### DIRECTION:
Every line that contains the word "color" should be copied.

Items from a figure collection:

»»

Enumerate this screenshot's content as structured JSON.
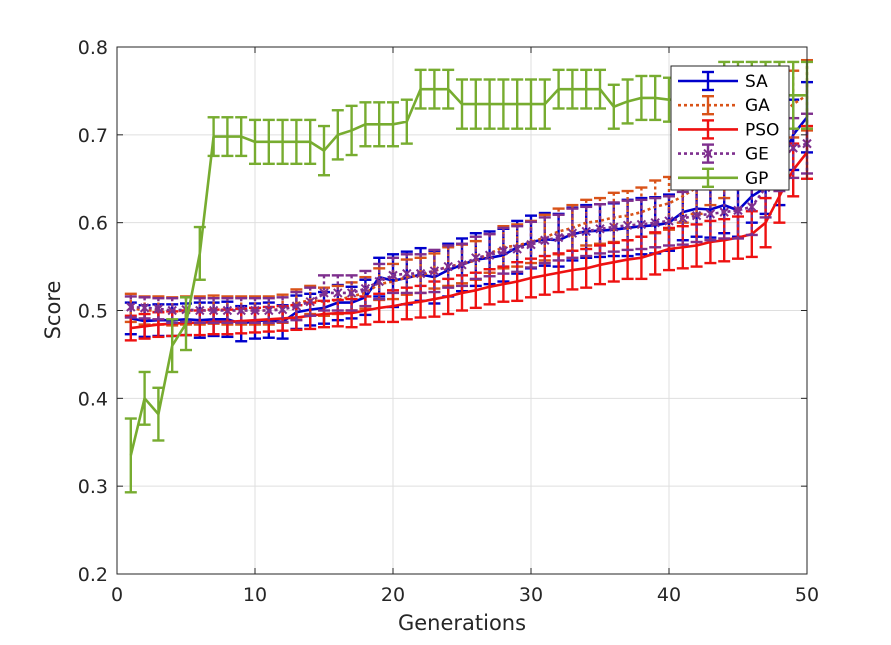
{
  "chart_data": {
    "type": "line",
    "xlabel": "Generations",
    "ylabel": "Score",
    "xlim": [
      0,
      50
    ],
    "ylim": [
      0.2,
      0.8
    ],
    "xticks": [
      0,
      10,
      20,
      30,
      40,
      50
    ],
    "yticks": [
      0.2,
      0.3,
      0.4,
      0.5,
      0.6,
      0.7,
      0.8
    ],
    "xtick_labels": [
      "0",
      "10",
      "20",
      "30",
      "40",
      "50"
    ],
    "ytick_labels": [
      "0.2",
      "0.3",
      "0.4",
      "0.5",
      "0.6",
      "0.7",
      "0.8"
    ],
    "grid": true,
    "error_bars": true,
    "legend_position": "top-right",
    "x": [
      1,
      2,
      3,
      4,
      5,
      6,
      7,
      8,
      9,
      10,
      11,
      12,
      13,
      14,
      15,
      16,
      17,
      18,
      19,
      20,
      21,
      22,
      23,
      24,
      25,
      26,
      27,
      28,
      29,
      30,
      31,
      32,
      33,
      34,
      35,
      36,
      37,
      38,
      39,
      40,
      41,
      42,
      43,
      44,
      45,
      46,
      47,
      48,
      49,
      50
    ],
    "series": [
      {
        "name": "SA",
        "color": "#0000cc",
        "line_style": "solid",
        "marker": "none",
        "values": [
          0.491,
          0.488,
          0.489,
          0.489,
          0.49,
          0.489,
          0.49,
          0.49,
          0.485,
          0.488,
          0.489,
          0.487,
          0.498,
          0.501,
          0.503,
          0.509,
          0.509,
          0.515,
          0.538,
          0.534,
          0.537,
          0.541,
          0.538,
          0.546,
          0.552,
          0.558,
          0.56,
          0.563,
          0.572,
          0.578,
          0.581,
          0.58,
          0.587,
          0.59,
          0.591,
          0.592,
          0.594,
          0.596,
          0.597,
          0.6,
          0.612,
          0.616,
          0.615,
          0.62,
          0.614,
          0.63,
          0.64,
          0.66,
          0.7,
          0.72
        ],
        "errors": [
          0.018,
          0.018,
          0.018,
          0.018,
          0.018,
          0.02,
          0.019,
          0.02,
          0.02,
          0.02,
          0.02,
          0.019,
          0.019,
          0.018,
          0.018,
          0.02,
          0.018,
          0.02,
          0.022,
          0.03,
          0.03,
          0.03,
          0.03,
          0.03,
          0.03,
          0.03,
          0.03,
          0.03,
          0.03,
          0.03,
          0.03,
          0.03,
          0.03,
          0.03,
          0.03,
          0.03,
          0.032,
          0.032,
          0.032,
          0.032,
          0.032,
          0.032,
          0.032,
          0.032,
          0.03,
          0.03,
          0.03,
          0.04,
          0.04,
          0.04
        ]
      },
      {
        "name": "GA",
        "color": "#d95319",
        "line_style": "dotted",
        "marker": "none",
        "values": [
          0.503,
          0.5,
          0.5,
          0.499,
          0.5,
          0.5,
          0.501,
          0.5,
          0.5,
          0.5,
          0.5,
          0.502,
          0.508,
          0.512,
          0.51,
          0.512,
          0.516,
          0.52,
          0.53,
          0.533,
          0.538,
          0.54,
          0.545,
          0.55,
          0.553,
          0.557,
          0.565,
          0.572,
          0.574,
          0.578,
          0.583,
          0.59,
          0.594,
          0.6,
          0.602,
          0.606,
          0.608,
          0.612,
          0.618,
          0.622,
          0.63,
          0.64,
          0.65,
          0.66,
          0.67,
          0.68,
          0.7,
          0.72,
          0.735,
          0.745
        ],
        "errors": [
          0.016,
          0.016,
          0.016,
          0.016,
          0.016,
          0.016,
          0.016,
          0.016,
          0.016,
          0.016,
          0.016,
          0.016,
          0.016,
          0.016,
          0.016,
          0.016,
          0.016,
          0.018,
          0.018,
          0.02,
          0.02,
          0.02,
          0.02,
          0.022,
          0.022,
          0.022,
          0.022,
          0.024,
          0.024,
          0.024,
          0.026,
          0.026,
          0.026,
          0.026,
          0.026,
          0.028,
          0.028,
          0.028,
          0.03,
          0.03,
          0.03,
          0.03,
          0.03,
          0.032,
          0.032,
          0.032,
          0.034,
          0.036,
          0.038,
          0.04
        ]
      },
      {
        "name": "PSO",
        "color": "#ee1111",
        "line_style": "solid",
        "marker": "none",
        "values": [
          0.48,
          0.482,
          0.484,
          0.485,
          0.486,
          0.486,
          0.487,
          0.487,
          0.488,
          0.489,
          0.49,
          0.491,
          0.492,
          0.494,
          0.496,
          0.497,
          0.497,
          0.5,
          0.503,
          0.505,
          0.508,
          0.51,
          0.513,
          0.516,
          0.52,
          0.523,
          0.527,
          0.53,
          0.533,
          0.537,
          0.54,
          0.543,
          0.546,
          0.548,
          0.552,
          0.555,
          0.558,
          0.56,
          0.565,
          0.57,
          0.572,
          0.574,
          0.578,
          0.58,
          0.583,
          0.587,
          0.6,
          0.63,
          0.66,
          0.68
        ],
        "errors": [
          0.014,
          0.014,
          0.014,
          0.014,
          0.014,
          0.014,
          0.014,
          0.014,
          0.014,
          0.014,
          0.014,
          0.014,
          0.014,
          0.015,
          0.015,
          0.015,
          0.016,
          0.016,
          0.016,
          0.018,
          0.018,
          0.018,
          0.02,
          0.02,
          0.02,
          0.02,
          0.02,
          0.02,
          0.022,
          0.022,
          0.022,
          0.022,
          0.022,
          0.022,
          0.022,
          0.022,
          0.022,
          0.024,
          0.024,
          0.024,
          0.024,
          0.024,
          0.024,
          0.024,
          0.024,
          0.026,
          0.028,
          0.03,
          0.03,
          0.03
        ]
      },
      {
        "name": "GE",
        "color": "#7e2f8e",
        "line_style": "dotted",
        "marker": "x",
        "values": [
          0.504,
          0.503,
          0.502,
          0.5,
          0.501,
          0.5,
          0.5,
          0.5,
          0.5,
          0.5,
          0.5,
          0.501,
          0.505,
          0.51,
          0.52,
          0.52,
          0.52,
          0.525,
          0.533,
          0.54,
          0.542,
          0.542,
          0.545,
          0.55,
          0.552,
          0.56,
          0.563,
          0.568,
          0.57,
          0.575,
          0.58,
          0.583,
          0.588,
          0.59,
          0.593,
          0.595,
          0.597,
          0.598,
          0.6,
          0.602,
          0.605,
          0.608,
          0.61,
          0.612,
          0.614,
          0.618,
          0.64,
          0.67,
          0.685,
          0.69
        ],
        "errors": [
          0.012,
          0.012,
          0.012,
          0.014,
          0.014,
          0.014,
          0.014,
          0.014,
          0.014,
          0.014,
          0.014,
          0.014,
          0.016,
          0.016,
          0.02,
          0.02,
          0.02,
          0.02,
          0.02,
          0.02,
          0.022,
          0.022,
          0.024,
          0.024,
          0.024,
          0.024,
          0.024,
          0.026,
          0.026,
          0.026,
          0.026,
          0.026,
          0.028,
          0.028,
          0.028,
          0.028,
          0.028,
          0.028,
          0.028,
          0.028,
          0.03,
          0.03,
          0.03,
          0.03,
          0.032,
          0.032,
          0.034,
          0.034,
          0.034,
          0.034
        ]
      },
      {
        "name": "GP",
        "color": "#77ac30",
        "line_style": "solid",
        "marker": "none",
        "values": [
          0.335,
          0.4,
          0.382,
          0.46,
          0.485,
          0.565,
          0.698,
          0.698,
          0.698,
          0.692,
          0.692,
          0.692,
          0.692,
          0.692,
          0.682,
          0.7,
          0.705,
          0.712,
          0.712,
          0.712,
          0.715,
          0.752,
          0.752,
          0.752,
          0.735,
          0.735,
          0.735,
          0.735,
          0.735,
          0.735,
          0.735,
          0.752,
          0.752,
          0.752,
          0.752,
          0.732,
          0.738,
          0.742,
          0.742,
          0.74,
          0.74,
          0.742,
          0.742,
          0.745,
          0.745,
          0.745,
          0.745,
          0.745,
          0.745,
          0.745
        ],
        "errors": [
          0.042,
          0.03,
          0.03,
          0.03,
          0.03,
          0.03,
          0.022,
          0.022,
          0.022,
          0.025,
          0.025,
          0.025,
          0.025,
          0.025,
          0.028,
          0.028,
          0.028,
          0.025,
          0.025,
          0.025,
          0.025,
          0.022,
          0.022,
          0.022,
          0.028,
          0.028,
          0.028,
          0.028,
          0.028,
          0.028,
          0.028,
          0.022,
          0.022,
          0.022,
          0.022,
          0.025,
          0.025,
          0.025,
          0.025,
          0.025,
          0.025,
          0.028,
          0.028,
          0.038,
          0.038,
          0.038,
          0.038,
          0.038,
          0.038,
          0.038
        ]
      }
    ]
  }
}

««

### RESPONSE TO THIS EXERCISE:
        "color": "#0000cc",
        "color": "#d95319",
        "color": "#ee1111",
        "color": "#7e2f8e",
        "color": "#77ac30",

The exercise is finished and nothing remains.